PROBLEM TO SOLVE ->
Could you quote the listing below word for word, from its very start through the line containing "reference-cranes: Правилами устройства", including that line?

PROVIDED ENTRIES ->

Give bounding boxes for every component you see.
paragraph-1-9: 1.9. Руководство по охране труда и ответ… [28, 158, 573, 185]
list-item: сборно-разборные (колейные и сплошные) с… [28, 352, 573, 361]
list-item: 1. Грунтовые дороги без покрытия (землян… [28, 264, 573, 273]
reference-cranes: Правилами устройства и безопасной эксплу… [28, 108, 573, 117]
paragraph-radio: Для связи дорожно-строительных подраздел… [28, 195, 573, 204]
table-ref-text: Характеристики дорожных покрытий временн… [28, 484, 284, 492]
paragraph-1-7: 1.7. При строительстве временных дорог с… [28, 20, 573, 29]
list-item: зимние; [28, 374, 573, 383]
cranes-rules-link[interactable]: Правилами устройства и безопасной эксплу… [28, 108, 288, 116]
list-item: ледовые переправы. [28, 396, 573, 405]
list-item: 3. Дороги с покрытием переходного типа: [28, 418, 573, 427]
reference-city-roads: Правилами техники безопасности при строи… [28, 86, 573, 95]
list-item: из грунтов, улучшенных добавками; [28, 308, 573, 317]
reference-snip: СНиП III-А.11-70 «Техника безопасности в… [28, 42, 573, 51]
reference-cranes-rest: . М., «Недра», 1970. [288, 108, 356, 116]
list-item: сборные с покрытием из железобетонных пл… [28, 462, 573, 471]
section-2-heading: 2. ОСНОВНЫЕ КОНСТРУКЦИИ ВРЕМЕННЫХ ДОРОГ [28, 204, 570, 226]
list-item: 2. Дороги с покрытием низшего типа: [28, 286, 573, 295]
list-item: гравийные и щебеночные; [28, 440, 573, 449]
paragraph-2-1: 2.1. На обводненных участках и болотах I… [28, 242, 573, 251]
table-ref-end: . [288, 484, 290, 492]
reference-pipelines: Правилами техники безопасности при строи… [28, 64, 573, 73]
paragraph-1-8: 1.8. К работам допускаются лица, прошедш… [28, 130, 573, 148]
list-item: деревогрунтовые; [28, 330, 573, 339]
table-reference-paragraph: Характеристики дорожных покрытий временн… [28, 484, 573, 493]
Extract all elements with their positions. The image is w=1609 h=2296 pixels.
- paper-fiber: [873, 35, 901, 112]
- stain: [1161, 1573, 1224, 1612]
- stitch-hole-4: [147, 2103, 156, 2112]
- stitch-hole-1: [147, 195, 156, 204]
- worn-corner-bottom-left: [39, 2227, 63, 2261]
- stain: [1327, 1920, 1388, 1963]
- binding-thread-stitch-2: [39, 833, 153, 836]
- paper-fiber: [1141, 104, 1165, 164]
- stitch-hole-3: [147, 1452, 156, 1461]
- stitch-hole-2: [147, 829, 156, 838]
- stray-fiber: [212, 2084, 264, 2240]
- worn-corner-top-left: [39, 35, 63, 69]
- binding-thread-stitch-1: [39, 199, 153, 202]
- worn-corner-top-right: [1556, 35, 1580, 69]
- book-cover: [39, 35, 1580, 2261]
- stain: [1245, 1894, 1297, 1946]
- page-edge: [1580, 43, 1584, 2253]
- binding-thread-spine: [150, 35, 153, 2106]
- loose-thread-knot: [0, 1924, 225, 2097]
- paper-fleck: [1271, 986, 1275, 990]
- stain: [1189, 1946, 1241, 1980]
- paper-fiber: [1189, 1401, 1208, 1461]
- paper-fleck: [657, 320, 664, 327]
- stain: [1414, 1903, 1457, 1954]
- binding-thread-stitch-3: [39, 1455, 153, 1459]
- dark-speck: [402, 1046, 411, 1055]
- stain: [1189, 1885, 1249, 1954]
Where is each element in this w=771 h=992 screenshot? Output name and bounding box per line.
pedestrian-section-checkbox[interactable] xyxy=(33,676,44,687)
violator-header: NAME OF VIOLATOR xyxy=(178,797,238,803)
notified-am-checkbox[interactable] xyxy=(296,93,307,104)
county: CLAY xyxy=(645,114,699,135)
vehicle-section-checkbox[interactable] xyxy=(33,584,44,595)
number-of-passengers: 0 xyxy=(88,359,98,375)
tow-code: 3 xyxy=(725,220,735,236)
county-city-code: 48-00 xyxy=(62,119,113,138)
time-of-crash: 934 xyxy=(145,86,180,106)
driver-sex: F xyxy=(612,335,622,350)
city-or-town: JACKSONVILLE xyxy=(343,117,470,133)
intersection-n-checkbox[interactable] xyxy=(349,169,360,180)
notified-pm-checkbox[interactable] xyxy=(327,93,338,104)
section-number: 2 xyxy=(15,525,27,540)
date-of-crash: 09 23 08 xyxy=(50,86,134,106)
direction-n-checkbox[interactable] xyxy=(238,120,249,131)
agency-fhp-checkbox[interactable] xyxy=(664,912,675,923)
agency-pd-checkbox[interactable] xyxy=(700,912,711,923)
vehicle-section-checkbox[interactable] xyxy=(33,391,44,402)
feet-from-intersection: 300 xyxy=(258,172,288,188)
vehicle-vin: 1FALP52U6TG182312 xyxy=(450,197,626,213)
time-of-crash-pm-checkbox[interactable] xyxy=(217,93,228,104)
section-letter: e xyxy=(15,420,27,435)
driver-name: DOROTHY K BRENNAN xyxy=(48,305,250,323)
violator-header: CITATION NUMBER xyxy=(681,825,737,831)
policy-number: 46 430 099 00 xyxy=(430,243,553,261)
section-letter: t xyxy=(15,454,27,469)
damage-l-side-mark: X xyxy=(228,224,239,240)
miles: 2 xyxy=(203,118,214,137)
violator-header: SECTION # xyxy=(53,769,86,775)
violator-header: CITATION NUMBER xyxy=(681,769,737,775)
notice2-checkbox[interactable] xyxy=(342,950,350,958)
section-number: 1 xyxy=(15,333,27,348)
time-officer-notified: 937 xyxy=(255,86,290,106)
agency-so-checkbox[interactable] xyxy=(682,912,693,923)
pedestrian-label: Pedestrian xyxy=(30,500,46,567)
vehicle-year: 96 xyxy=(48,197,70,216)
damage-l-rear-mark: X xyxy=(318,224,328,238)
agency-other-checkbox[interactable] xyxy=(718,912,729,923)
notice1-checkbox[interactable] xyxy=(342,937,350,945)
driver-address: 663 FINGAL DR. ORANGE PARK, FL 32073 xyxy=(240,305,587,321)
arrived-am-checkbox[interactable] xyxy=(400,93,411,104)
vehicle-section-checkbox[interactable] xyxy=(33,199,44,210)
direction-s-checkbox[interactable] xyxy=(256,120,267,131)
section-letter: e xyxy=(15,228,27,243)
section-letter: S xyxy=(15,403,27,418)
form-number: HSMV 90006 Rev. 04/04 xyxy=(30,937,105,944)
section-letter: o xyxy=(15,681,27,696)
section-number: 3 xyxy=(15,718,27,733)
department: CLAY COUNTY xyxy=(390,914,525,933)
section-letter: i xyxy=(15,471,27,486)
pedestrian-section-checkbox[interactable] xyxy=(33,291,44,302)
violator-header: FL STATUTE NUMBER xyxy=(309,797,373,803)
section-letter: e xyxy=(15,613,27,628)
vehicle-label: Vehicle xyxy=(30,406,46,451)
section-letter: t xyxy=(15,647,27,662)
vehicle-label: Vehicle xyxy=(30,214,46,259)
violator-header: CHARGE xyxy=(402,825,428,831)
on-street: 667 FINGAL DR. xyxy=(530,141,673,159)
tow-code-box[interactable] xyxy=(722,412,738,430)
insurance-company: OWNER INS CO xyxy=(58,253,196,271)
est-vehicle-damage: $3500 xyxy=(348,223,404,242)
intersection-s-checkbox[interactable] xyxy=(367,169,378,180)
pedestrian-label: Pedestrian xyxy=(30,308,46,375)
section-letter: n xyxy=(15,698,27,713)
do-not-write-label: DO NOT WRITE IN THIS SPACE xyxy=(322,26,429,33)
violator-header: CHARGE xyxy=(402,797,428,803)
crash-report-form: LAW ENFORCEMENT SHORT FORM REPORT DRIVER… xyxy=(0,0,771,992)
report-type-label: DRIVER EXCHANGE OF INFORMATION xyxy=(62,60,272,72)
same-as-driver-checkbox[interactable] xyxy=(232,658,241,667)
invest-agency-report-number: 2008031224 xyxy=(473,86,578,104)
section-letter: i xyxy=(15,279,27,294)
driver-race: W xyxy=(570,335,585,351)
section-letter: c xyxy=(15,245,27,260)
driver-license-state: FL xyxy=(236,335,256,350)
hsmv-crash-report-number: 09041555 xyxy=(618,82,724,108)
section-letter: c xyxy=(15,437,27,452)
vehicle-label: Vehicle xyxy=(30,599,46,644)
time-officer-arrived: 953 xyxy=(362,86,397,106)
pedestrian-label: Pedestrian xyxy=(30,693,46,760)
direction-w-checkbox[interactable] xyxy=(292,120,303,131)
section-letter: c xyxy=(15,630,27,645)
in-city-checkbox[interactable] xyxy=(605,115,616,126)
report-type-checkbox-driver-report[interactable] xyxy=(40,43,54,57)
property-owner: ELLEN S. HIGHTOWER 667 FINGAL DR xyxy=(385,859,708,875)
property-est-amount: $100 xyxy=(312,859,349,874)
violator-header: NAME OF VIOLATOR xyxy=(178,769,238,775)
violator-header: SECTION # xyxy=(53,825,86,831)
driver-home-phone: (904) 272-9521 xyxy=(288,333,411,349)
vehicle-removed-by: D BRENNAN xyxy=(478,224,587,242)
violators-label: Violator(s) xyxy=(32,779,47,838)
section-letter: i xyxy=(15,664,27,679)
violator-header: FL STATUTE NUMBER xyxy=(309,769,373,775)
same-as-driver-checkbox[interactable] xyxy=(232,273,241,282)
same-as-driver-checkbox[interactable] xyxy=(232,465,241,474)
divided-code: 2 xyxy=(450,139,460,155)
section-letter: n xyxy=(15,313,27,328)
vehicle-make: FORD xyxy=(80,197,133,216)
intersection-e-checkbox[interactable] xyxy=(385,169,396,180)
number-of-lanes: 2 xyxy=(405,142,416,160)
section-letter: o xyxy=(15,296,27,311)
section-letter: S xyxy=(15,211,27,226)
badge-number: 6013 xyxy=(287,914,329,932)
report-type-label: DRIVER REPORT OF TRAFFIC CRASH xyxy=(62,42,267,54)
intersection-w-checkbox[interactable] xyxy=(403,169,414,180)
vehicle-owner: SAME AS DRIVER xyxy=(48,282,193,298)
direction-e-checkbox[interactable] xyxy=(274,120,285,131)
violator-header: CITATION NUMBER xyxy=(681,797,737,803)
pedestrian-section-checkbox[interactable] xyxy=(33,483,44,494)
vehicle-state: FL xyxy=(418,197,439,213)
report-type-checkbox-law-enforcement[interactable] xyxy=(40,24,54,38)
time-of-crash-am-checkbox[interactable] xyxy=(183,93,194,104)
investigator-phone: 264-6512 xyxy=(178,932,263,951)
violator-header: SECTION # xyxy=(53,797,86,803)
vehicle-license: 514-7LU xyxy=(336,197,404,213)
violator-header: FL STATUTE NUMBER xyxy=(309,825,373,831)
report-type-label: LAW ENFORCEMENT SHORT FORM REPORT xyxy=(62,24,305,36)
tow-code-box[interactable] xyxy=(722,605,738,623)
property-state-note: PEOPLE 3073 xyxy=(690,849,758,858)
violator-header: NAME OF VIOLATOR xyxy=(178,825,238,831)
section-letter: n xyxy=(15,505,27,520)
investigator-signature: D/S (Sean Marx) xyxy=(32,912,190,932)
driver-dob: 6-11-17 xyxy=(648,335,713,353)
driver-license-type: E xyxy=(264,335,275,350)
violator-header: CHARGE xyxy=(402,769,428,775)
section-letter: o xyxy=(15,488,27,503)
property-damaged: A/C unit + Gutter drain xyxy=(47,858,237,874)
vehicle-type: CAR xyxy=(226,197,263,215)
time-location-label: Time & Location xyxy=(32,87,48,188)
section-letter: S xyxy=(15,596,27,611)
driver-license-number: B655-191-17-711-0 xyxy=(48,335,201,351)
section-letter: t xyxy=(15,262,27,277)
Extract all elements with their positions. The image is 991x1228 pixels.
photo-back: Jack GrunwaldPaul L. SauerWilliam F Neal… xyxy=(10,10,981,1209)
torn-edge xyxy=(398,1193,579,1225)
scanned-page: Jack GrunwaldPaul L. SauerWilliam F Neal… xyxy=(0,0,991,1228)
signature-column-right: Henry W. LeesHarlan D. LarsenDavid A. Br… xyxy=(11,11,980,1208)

TASK OUTPUT ->
Give bounding boxes for every component you see.
paragraph-1-9: 1.9. Руководство по охране труда и ответ… [28, 158, 573, 185]
list-item: сборно-разборные (колейные и сплошные) с… [28, 352, 573, 361]
list-item: 1. Грунтовые дороги без покрытия (землян… [28, 264, 573, 273]
reference-cranes: Правилами устройства и безопасной эксплу… [28, 108, 573, 117]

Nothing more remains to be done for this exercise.